__Stated task__
Search the records for "Precipitation" and copy each line that holds it.

__Records shown__
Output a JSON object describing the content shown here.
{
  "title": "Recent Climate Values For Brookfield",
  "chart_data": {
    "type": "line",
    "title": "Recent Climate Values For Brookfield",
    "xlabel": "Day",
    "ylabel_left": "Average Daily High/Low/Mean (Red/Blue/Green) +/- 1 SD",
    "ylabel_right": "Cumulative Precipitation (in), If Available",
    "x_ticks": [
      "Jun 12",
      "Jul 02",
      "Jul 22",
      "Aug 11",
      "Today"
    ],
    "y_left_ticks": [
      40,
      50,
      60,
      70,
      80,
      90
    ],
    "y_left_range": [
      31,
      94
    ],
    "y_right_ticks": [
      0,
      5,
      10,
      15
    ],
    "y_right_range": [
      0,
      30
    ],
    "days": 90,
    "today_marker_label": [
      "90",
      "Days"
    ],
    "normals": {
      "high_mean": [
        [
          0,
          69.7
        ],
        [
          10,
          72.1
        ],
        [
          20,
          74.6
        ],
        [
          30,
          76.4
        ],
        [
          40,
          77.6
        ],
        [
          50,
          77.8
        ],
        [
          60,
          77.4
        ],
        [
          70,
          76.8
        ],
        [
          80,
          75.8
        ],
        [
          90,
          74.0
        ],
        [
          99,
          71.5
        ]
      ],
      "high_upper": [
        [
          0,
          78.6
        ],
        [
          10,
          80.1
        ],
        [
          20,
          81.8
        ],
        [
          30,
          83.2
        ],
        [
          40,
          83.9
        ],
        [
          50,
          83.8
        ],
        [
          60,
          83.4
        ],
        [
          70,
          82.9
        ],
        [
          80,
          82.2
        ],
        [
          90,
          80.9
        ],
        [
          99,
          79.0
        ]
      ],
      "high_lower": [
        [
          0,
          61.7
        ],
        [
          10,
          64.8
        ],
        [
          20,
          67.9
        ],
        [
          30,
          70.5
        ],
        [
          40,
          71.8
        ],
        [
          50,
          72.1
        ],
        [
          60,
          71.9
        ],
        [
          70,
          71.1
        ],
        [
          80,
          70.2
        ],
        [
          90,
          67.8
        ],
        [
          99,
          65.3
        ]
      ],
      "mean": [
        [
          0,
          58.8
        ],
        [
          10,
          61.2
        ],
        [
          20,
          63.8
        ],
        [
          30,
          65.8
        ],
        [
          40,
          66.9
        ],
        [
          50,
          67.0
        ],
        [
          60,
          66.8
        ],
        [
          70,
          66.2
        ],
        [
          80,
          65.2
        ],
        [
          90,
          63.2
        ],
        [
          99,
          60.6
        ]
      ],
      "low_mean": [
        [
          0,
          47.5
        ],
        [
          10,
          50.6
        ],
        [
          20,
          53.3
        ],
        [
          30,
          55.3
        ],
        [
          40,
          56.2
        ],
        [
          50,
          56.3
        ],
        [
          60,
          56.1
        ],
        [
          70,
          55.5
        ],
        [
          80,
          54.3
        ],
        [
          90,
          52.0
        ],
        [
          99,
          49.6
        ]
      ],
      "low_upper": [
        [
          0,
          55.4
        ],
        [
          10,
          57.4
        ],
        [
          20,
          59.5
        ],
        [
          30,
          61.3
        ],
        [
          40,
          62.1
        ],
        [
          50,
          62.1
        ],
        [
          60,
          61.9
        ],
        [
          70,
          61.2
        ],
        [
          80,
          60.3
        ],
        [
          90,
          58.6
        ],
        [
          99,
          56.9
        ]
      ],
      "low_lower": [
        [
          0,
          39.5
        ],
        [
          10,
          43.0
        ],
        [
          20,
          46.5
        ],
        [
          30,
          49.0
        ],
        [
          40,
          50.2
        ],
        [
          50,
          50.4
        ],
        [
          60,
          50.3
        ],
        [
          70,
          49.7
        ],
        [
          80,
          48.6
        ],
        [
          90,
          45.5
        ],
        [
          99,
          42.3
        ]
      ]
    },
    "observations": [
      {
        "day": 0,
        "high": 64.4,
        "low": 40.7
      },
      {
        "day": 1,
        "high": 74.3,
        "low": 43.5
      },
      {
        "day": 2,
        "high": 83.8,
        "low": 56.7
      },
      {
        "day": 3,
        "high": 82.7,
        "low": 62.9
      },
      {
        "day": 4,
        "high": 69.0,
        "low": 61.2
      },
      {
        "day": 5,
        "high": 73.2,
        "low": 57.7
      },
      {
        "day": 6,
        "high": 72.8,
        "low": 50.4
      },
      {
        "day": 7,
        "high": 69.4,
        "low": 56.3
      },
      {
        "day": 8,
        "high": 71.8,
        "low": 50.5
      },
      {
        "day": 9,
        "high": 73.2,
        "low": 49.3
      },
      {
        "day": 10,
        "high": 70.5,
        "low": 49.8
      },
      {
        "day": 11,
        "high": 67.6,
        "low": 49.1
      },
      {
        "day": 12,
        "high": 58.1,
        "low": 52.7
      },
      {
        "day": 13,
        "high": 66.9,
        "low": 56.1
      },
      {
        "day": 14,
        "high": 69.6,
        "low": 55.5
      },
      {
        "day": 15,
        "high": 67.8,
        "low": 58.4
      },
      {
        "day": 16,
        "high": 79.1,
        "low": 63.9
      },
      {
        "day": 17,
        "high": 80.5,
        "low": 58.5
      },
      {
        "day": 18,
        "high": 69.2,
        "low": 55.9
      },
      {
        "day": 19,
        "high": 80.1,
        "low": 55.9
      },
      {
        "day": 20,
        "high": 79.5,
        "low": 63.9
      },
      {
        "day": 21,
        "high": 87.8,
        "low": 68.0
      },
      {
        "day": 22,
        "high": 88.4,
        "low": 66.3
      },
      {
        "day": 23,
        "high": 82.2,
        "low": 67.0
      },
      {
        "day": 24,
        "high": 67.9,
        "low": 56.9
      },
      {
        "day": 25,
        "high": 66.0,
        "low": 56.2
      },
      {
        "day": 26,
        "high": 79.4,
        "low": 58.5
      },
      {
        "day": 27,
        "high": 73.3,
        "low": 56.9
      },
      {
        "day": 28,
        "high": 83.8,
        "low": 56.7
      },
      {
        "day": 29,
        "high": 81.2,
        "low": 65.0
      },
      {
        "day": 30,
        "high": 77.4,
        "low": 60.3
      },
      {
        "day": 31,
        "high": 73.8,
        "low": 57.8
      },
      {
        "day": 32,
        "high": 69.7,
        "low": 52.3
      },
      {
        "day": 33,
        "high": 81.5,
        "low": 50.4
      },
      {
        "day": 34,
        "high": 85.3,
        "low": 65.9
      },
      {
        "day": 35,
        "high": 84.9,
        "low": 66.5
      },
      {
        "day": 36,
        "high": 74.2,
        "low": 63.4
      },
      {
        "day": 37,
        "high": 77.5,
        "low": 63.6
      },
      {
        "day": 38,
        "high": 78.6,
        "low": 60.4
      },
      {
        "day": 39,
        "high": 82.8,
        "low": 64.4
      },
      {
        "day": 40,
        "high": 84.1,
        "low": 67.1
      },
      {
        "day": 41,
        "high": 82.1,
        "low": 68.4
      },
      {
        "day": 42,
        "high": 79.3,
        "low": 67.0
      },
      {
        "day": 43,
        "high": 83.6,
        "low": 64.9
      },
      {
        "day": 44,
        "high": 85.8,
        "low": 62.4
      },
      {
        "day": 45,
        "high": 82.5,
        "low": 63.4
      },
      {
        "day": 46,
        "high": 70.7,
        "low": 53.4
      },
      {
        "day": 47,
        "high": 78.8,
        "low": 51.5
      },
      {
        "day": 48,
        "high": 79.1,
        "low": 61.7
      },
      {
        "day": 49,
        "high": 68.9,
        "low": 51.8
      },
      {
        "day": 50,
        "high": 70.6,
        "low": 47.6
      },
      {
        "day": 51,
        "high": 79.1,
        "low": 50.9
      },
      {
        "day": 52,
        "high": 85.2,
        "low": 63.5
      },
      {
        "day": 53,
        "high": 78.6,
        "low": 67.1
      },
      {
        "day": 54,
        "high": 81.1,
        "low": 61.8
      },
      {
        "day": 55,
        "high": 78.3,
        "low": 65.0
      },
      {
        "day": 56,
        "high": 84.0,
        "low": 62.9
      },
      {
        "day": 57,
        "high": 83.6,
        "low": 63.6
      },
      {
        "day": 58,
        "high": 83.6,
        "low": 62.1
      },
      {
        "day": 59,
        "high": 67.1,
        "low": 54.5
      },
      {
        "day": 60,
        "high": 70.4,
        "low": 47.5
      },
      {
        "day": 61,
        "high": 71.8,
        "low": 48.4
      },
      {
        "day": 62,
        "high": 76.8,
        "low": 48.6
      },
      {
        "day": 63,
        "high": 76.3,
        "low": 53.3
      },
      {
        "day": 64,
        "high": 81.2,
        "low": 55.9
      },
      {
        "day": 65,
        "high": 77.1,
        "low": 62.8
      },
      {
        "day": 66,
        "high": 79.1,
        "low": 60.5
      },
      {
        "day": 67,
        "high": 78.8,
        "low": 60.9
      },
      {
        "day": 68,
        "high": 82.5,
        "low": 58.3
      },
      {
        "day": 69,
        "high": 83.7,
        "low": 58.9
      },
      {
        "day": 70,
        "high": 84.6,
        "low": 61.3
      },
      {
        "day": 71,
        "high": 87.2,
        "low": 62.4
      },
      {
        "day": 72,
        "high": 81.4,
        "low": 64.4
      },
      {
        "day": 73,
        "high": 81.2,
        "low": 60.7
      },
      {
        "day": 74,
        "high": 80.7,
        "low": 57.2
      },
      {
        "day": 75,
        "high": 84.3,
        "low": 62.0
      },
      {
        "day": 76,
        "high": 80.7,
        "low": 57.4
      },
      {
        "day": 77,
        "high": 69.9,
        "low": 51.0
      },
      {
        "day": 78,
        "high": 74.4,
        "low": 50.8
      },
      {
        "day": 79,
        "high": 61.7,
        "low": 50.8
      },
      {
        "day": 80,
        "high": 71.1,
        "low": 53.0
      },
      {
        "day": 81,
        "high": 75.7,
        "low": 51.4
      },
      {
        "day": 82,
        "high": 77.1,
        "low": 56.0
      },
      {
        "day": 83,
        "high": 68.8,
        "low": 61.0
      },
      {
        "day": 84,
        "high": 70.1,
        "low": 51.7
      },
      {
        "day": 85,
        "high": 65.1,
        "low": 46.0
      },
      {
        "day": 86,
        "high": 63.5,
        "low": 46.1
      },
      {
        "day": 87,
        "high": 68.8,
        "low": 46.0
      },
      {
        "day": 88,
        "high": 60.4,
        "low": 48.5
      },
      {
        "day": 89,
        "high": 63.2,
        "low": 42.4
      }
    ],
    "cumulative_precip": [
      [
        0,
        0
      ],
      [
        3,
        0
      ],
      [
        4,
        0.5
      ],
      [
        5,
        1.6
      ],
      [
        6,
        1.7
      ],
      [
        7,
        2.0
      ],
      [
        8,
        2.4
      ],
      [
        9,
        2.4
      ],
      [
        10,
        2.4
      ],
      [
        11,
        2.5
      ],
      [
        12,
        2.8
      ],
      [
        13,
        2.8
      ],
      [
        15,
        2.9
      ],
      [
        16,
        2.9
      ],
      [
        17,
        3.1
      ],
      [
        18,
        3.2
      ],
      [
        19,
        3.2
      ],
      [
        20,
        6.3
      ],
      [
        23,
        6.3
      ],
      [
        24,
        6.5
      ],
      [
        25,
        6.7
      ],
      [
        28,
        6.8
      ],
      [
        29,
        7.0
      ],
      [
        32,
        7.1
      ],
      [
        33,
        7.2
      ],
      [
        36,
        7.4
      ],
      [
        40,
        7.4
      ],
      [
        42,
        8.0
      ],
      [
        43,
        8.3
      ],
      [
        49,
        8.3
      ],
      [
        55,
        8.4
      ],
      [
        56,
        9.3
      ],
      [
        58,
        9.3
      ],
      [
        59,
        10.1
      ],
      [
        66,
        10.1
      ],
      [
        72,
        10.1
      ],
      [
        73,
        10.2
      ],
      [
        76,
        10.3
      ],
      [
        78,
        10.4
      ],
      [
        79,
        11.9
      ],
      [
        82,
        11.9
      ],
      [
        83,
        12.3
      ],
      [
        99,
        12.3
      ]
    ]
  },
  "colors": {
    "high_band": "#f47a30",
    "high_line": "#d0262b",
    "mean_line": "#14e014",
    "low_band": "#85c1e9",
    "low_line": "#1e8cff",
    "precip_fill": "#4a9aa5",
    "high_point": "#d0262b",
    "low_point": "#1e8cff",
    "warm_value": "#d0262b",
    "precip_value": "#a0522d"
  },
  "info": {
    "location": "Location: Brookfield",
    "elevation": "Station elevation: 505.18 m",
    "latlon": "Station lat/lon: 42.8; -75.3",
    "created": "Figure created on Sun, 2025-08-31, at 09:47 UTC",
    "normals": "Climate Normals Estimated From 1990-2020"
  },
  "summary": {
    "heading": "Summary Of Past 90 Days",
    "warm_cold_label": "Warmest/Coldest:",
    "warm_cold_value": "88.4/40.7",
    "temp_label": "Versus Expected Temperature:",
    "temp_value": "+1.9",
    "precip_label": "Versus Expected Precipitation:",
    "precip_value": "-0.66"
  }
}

__Written response__
    "ylabel_right": "Cumulative Precipitation (in), If Available",
    "precip_label": "Versus Expected Precipitation:",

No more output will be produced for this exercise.